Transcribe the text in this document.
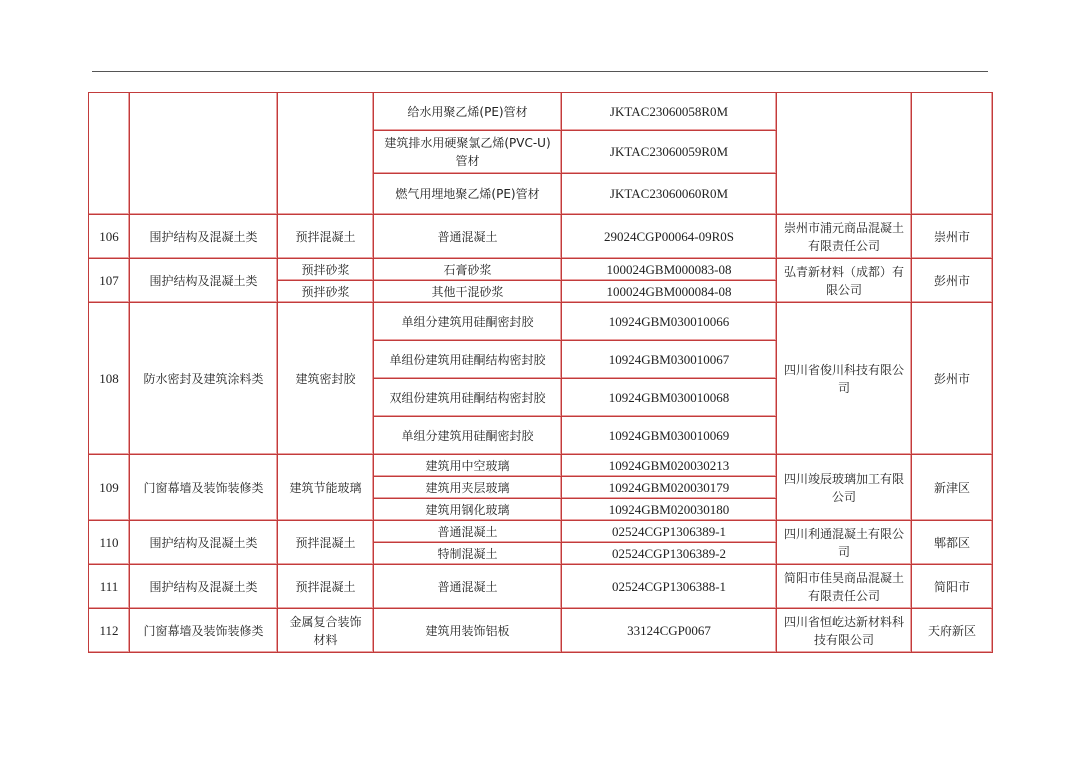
			给水用聚乙烯(PE)管材	JKTAC23060058R0M		
			建筑排水用硬聚氯乙烯(PVC-U)管材	JKTAC23060059R0M		
			燃气用埋地聚乙烯(PE)管材	JKTAC23060060R0M		
106	围护结构及混凝土类	预拌混凝土	普通混凝土	29024CGP00064-09R0S	崇州市浦元商品混凝土有限责任公司	崇州市
107	围护结构及混凝土类	预拌砂浆	石膏砂浆	100024GBM000083-08	弘青新材料（成都）有限公司	彭州市
		预拌砂浆	其他干混砂浆	100024GBM000084-08		
108	防水密封及建筑涂料类	建筑密封胶	单组分建筑用硅酮密封胶	10924GBM030010066	四川省俊川科技有限公司	彭州市
			单组份建筑用硅酮结构密封胶	10924GBM030010067		
			双组份建筑用硅酮结构密封胶	10924GBM030010068		
			单组分建筑用硅酮密封胶	10924GBM030010069		
109	门窗幕墙及装饰装修类	建筑节能玻璃	建筑用中空玻璃	10924GBM020030213	四川竣辰玻璃加工有限公司	新津区
			建筑用夹层玻璃	10924GBM020030179		
			建筑用钢化玻璃	10924GBM020030180		
110	围护结构及混凝土类	预拌混凝土	普通混凝土	02524CGP1306389-1	四川利通混凝土有限公司	郫都区
			特制混凝土	02524CGP1306389-2		
111	围护结构及混凝土类	预拌混凝土	普通混凝土	02524CGP1306388-1	简阳市佳昊商品混凝土有限责任公司	简阳市
112	门窗幕墙及装饰装修类	金属复合装饰材料	建筑用装饰铝板	33124CGP0067	四川省恒屹达新材料科技有限公司	天府新区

=-=-=

Stated exercise = Leave out the pictures and repeat everything else in the records exactly.

Answer below =
Transcribe the text in this document.
			给水用聚乙烯(PE)管材	JKTAC23060058R0M		
			建筑排水用硬聚氯乙烯(PVC-U)管材	JKTAC23060059R0M		
			燃气用埋地聚乙烯(PE)管材	JKTAC23060060R0M		
106	围护结构及混凝土类	预拌混凝土	普通混凝土	29024CGP00064-09R0S	崇州市浦元商品混凝土有限责任公司	崇州市
107	围护结构及混凝土类	预拌砂浆	石膏砂浆	100024GBM000083-08	弘青新材料（成都）有限公司	彭州市
		预拌砂浆	其他干混砂浆	100024GBM000084-08		
108	防水密封及建筑涂料类	建筑密封胶	单组分建筑用硅酮密封胶	10924GBM030010066	四川省俊川科技有限公司	彭州市
			单组份建筑用硅酮结构密封胶	10924GBM030010067		
			双组份建筑用硅酮结构密封胶	10924GBM030010068		
			单组分建筑用硅酮密封胶	10924GBM030010069		
109	门窗幕墙及装饰装修类	建筑节能玻璃	建筑用中空玻璃	10924GBM020030213	四川竣辰玻璃加工有限公司	新津区
			建筑用夹层玻璃	10924GBM020030179		
			建筑用钢化玻璃	10924GBM020030180		
110	围护结构及混凝土类	预拌混凝土	普通混凝土	02524CGP1306389-1	四川利通混凝土有限公司	郫都区
			特制混凝土	02524CGP1306389-2		
111	围护结构及混凝土类	预拌混凝土	普通混凝土	02524CGP1306388-1	简阳市佳昊商品混凝土有限责任公司	简阳市
112	门窗幕墙及装饰装修类	金属复合装饰材料	建筑用装饰铝板	33124CGP0067	四川省恒屹达新材料科技有限公司	天府新区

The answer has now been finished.